Transcribe the material verbatim in full; the pictures do not belong in the copy.

-- -- --

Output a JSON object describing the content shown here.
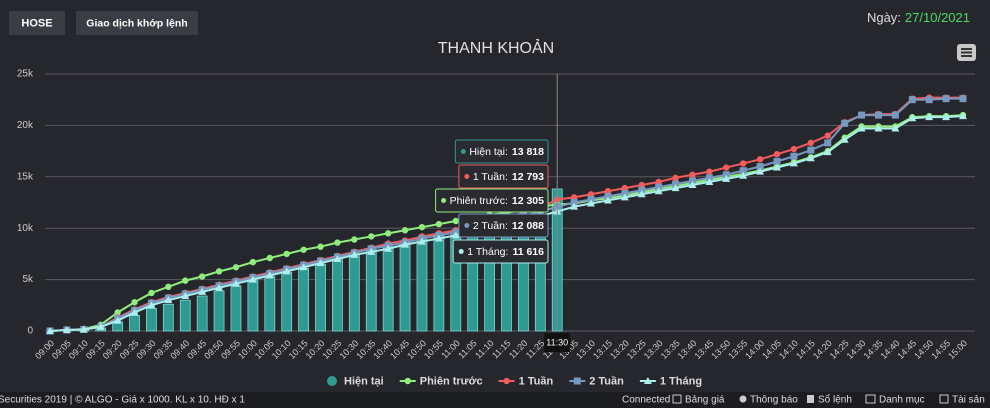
{
  "header": {
    "buttons": [
      "HOSE",
      "Giao dịch khớp lệnh"
    ],
    "date_label": "Ngày:",
    "date": "27/10/2021"
  },
  "chart_data": {
    "type": "line",
    "title": "THANH KHOẢN",
    "categories": [
      "09:00",
      "09:05",
      "09:10",
      "09:15",
      "09:20",
      "09:25",
      "09:30",
      "09:35",
      "09:40",
      "09:45",
      "09:50",
      "09:55",
      "10:00",
      "10:05",
      "10:10",
      "10:15",
      "10:20",
      "10:25",
      "10:30",
      "10:35",
      "10:40",
      "10:45",
      "10:50",
      "10:55",
      "11:00",
      "11:05",
      "11:10",
      "11:15",
      "11:20",
      "11:25",
      "11:30",
      "13:05",
      "13:10",
      "13:15",
      "13:20",
      "13:25",
      "13:30",
      "13:35",
      "13:40",
      "13:45",
      "13:50",
      "13:55",
      "14:00",
      "14:05",
      "14:10",
      "14:15",
      "14:20",
      "14:25",
      "14:30",
      "14:35",
      "14:40",
      "14:45",
      "14:50",
      "14:55",
      "15:00"
    ],
    "ylim": [
      0,
      25000
    ],
    "yticks": [
      0,
      {
        "value": 5000,
        "label": "5k"
      },
      {
        "value": 10000,
        "label": "10k"
      },
      {
        "value": 15000,
        "label": "15k"
      },
      {
        "value": 20000,
        "label": "20k"
      },
      {
        "value": 25000,
        "label": "25k"
      }
    ],
    "grid": true,
    "legend": "bottom",
    "series": [
      {
        "name": "Hiện tại",
        "type": "column",
        "color": "#2f9a93",
        "values": [
          0,
          50,
          100,
          300,
          900,
          1500,
          2200,
          2600,
          3000,
          3400,
          3900,
          4400,
          4900,
          5300,
          5700,
          6100,
          6500,
          7000,
          7500,
          7900,
          8200,
          8600,
          8900,
          9300,
          9600,
          9900,
          10300,
          10600,
          10900,
          11300,
          13818,
          null,
          null,
          null,
          null,
          null,
          null,
          null,
          null,
          null,
          null,
          null,
          null,
          null,
          null,
          null,
          null,
          null,
          null,
          null,
          null,
          null,
          null,
          null,
          null
        ]
      },
      {
        "name": "Phiên trước",
        "color": "#90ed7d",
        "marker": "circle",
        "values": [
          0,
          100,
          200,
          600,
          1800,
          2800,
          3700,
          4300,
          4900,
          5300,
          5800,
          6200,
          6700,
          7100,
          7500,
          7900,
          8200,
          8600,
          8900,
          9200,
          9500,
          9800,
          10100,
          10400,
          10700,
          11000,
          11300,
          11500,
          11800,
          12100,
          12305,
          12400,
          12700,
          12900,
          13200,
          13500,
          13800,
          14100,
          14400,
          14700,
          15000,
          15300,
          15600,
          16000,
          16400,
          16900,
          17500,
          18800,
          19900,
          19900,
          19900,
          20800,
          20900,
          20900,
          21000
        ]
      },
      {
        "name": "1 Tuần",
        "color": "#f45b5b",
        "marker": "circle",
        "values": [
          0,
          100,
          150,
          400,
          1300,
          2100,
          2800,
          3300,
          3700,
          4100,
          4500,
          4900,
          5300,
          5700,
          6100,
          6500,
          6900,
          7300,
          7700,
          8100,
          8500,
          8800,
          9200,
          9500,
          9800,
          10200,
          10600,
          11000,
          11500,
          12000,
          12793,
          13000,
          13300,
          13600,
          13900,
          14200,
          14500,
          14900,
          15200,
          15500,
          15900,
          16300,
          16700,
          17200,
          17700,
          18300,
          19000,
          20300,
          21000,
          21100,
          21100,
          22600,
          22700,
          22700,
          22700
        ]
      },
      {
        "name": "2 Tuần",
        "color": "#7798bf",
        "marker": "square",
        "values": [
          0,
          100,
          150,
          400,
          1200,
          2000,
          2700,
          3200,
          3600,
          4000,
          4400,
          4800,
          5200,
          5600,
          6000,
          6400,
          6800,
          7200,
          7600,
          8000,
          8300,
          8600,
          9000,
          9300,
          9600,
          10000,
          10400,
          10800,
          11200,
          11600,
          12088,
          12500,
          12800,
          13100,
          13400,
          13700,
          14000,
          14300,
          14600,
          14900,
          15200,
          15600,
          16000,
          16500,
          17000,
          17600,
          18300,
          20200,
          21000,
          21000,
          21000,
          22500,
          22500,
          22600,
          22600
        ]
      },
      {
        "name": "1 Tháng",
        "color": "#aaeeee",
        "marker": "triangle",
        "values": [
          0,
          100,
          150,
          400,
          1000,
          1800,
          2500,
          3000,
          3400,
          3800,
          4200,
          4600,
          5000,
          5400,
          5800,
          6200,
          6600,
          7000,
          7400,
          7700,
          8000,
          8400,
          8700,
          9000,
          9300,
          9700,
          10100,
          10500,
          10900,
          11200,
          11616,
          12100,
          12400,
          12700,
          13000,
          13300,
          13600,
          13900,
          14200,
          14500,
          14800,
          15100,
          15500,
          15900,
          16300,
          16800,
          17400,
          18600,
          19700,
          19700,
          19700,
          20700,
          20800,
          20800,
          20900
        ]
      }
    ],
    "tooltip": [
      {
        "name": "Hiện tại:",
        "value": "13 818",
        "color": "#2f9a93"
      },
      {
        "name": "1 Tuần:",
        "value": "12 793",
        "color": "#f45b5b"
      },
      {
        "name": "Phiên trước:",
        "value": "12 305",
        "color": "#90ed7d"
      },
      {
        "name": "2 Tuần:",
        "value": "12 088",
        "color": "#7798bf"
      },
      {
        "name": "1 Tháng:",
        "value": "11 616",
        "color": "#aaeeee"
      }
    ]
  },
  "status_bar": {
    "left": "Securities 2019 | © ALGO  -  Giá x 1000. KL x 10. HĐ x 1",
    "connection": "Connected",
    "menu": [
      "Bảng giá",
      "Thông báo",
      "Sổ lệnh",
      "Danh mục",
      "Tài sản"
    ]
  }
}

-- -- --

### Complete answer:
Output a JSON object describing the content shown here.
{
  "header": {
    "buttons": [
      "HOSE",
      "Giao dịch khớp lệnh"
    ],
    "date_label": "Ngày:",
    "date": "27/10/2021"
  },
  "chart_data": {
    "type": "line",
    "title": "THANH KHOẢN",
    "categories": [
      "09:00",
      "09:05",
      "09:10",
      "09:15",
      "09:20",
      "09:25",
      "09:30",
      "09:35",
      "09:40",
      "09:45",
      "09:50",
      "09:55",
      "10:00",
      "10:05",
      "10:10",
      "10:15",
      "10:20",
      "10:25",
      "10:30",
      "10:35",
      "10:40",
      "10:45",
      "10:50",
      "10:55",
      "11:00",
      "11:05",
      "11:10",
      "11:15",
      "11:20",
      "11:25",
      "11:30",
      "13:05",
      "13:10",
      "13:15",
      "13:20",
      "13:25",
      "13:30",
      "13:35",
      "13:40",
      "13:45",
      "13:50",
      "13:55",
      "14:00",
      "14:05",
      "14:10",
      "14:15",
      "14:20",
      "14:25",
      "14:30",
      "14:35",
      "14:40",
      "14:45",
      "14:50",
      "14:55",
      "15:00"
    ],
    "ylim": [
      0,
      25000
    ],
    "yticks": [
      0,
      {
        "value": 5000,
        "label": "5k"
      },
      {
        "value": 10000,
        "label": "10k"
      },
      {
        "value": 15000,
        "label": "15k"
      },
      {
        "value": 20000,
        "label": "20k"
      },
      {
        "value": 25000,
        "label": "25k"
      }
    ],
    "grid": true,
    "legend": "bottom",
    "series": [
      {
        "name": "Hiện tại",
        "type": "column",
        "color": "#2f9a93",
        "values": [
          0,
          50,
          100,
          300,
          900,
          1500,
          2200,
          2600,
          3000,
          3400,
          3900,
          4400,
          4900,
          5300,
          5700,
          6100,
          6500,
          7000,
          7500,
          7900,
          8200,
          8600,
          8900,
          9300,
          9600,
          9900,
          10300,
          10600,
          10900,
          11300,
          13818,
          null,
          null,
          null,
          null,
          null,
          null,
          null,
          null,
          null,
          null,
          null,
          null,
          null,
          null,
          null,
          null,
          null,
          null,
          null,
          null,
          null,
          null,
          null,
          null
        ]
      },
      {
        "name": "Phiên trước",
        "color": "#90ed7d",
        "marker": "circle",
        "values": [
          0,
          100,
          200,
          600,
          1800,
          2800,
          3700,
          4300,
          4900,
          5300,
          5800,
          6200,
          6700,
          7100,
          7500,
          7900,
          8200,
          8600,
          8900,
          9200,
          9500,
          9800,
          10100,
          10400,
          10700,
          11000,
          11300,
          11500,
          11800,
          12100,
          12305,
          12400,
          12700,
          12900,
          13200,
          13500,
          13800,
          14100,
          14400,
          14700,
          15000,
          15300,
          15600,
          16000,
          16400,
          16900,
          17500,
          18800,
          19900,
          19900,
          19900,
          20800,
          20900,
          20900,
          21000
        ]
      },
      {
        "name": "1 Tuần",
        "color": "#f45b5b",
        "marker": "circle",
        "values": [
          0,
          100,
          150,
          400,
          1300,
          2100,
          2800,
          3300,
          3700,
          4100,
          4500,
          4900,
          5300,
          5700,
          6100,
          6500,
          6900,
          7300,
          7700,
          8100,
          8500,
          8800,
          9200,
          9500,
          9800,
          10200,
          10600,
          11000,
          11500,
          12000,
          12793,
          13000,
          13300,
          13600,
          13900,
          14200,
          14500,
          14900,
          15200,
          15500,
          15900,
          16300,
          16700,
          17200,
          17700,
          18300,
          19000,
          20300,
          21000,
          21100,
          21100,
          22600,
          22700,
          22700,
          22700
        ]
      },
      {
        "name": "2 Tuần",
        "color": "#7798bf",
        "marker": "square",
        "values": [
          0,
          100,
          150,
          400,
          1200,
          2000,
          2700,
          3200,
          3600,
          4000,
          4400,
          4800,
          5200,
          5600,
          6000,
          6400,
          6800,
          7200,
          7600,
          8000,
          8300,
          8600,
          9000,
          9300,
          9600,
          10000,
          10400,
          10800,
          11200,
          11600,
          12088,
          12500,
          12800,
          13100,
          13400,
          13700,
          14000,
          14300,
          14600,
          14900,
          15200,
          15600,
          16000,
          16500,
          17000,
          17600,
          18300,
          20200,
          21000,
          21000,
          21000,
          22500,
          22500,
          22600,
          22600
        ]
      },
      {
        "name": "1 Tháng",
        "color": "#aaeeee",
        "marker": "triangle",
        "values": [
          0,
          100,
          150,
          400,
          1000,
          1800,
          2500,
          3000,
          3400,
          3800,
          4200,
          4600,
          5000,
          5400,
          5800,
          6200,
          6600,
          7000,
          7400,
          7700,
          8000,
          8400,
          8700,
          9000,
          9300,
          9700,
          10100,
          10500,
          10900,
          11200,
          11616,
          12100,
          12400,
          12700,
          13000,
          13300,
          13600,
          13900,
          14200,
          14500,
          14800,
          15100,
          15500,
          15900,
          16300,
          16800,
          17400,
          18600,
          19700,
          19700,
          19700,
          20700,
          20800,
          20800,
          20900
        ]
      }
    ],
    "tooltip": [
      {
        "name": "Hiện tại:",
        "value": "13 818",
        "color": "#2f9a93"
      },
      {
        "name": "1 Tuần:",
        "value": "12 793",
        "color": "#f45b5b"
      },
      {
        "name": "Phiên trước:",
        "value": "12 305",
        "color": "#90ed7d"
      },
      {
        "name": "2 Tuần:",
        "value": "12 088",
        "color": "#7798bf"
      },
      {
        "name": "1 Tháng:",
        "value": "11 616",
        "color": "#aaeeee"
      }
    ]
  },
  "status_bar": {
    "left": "Securities 2019 | © ALGO  -  Giá x 1000. KL x 10. HĐ x 1",
    "connection": "Connected",
    "menu": [
      "Bảng giá",
      "Thông báo",
      "Sổ lệnh",
      "Danh mục",
      "Tài sản"
    ]
  }
}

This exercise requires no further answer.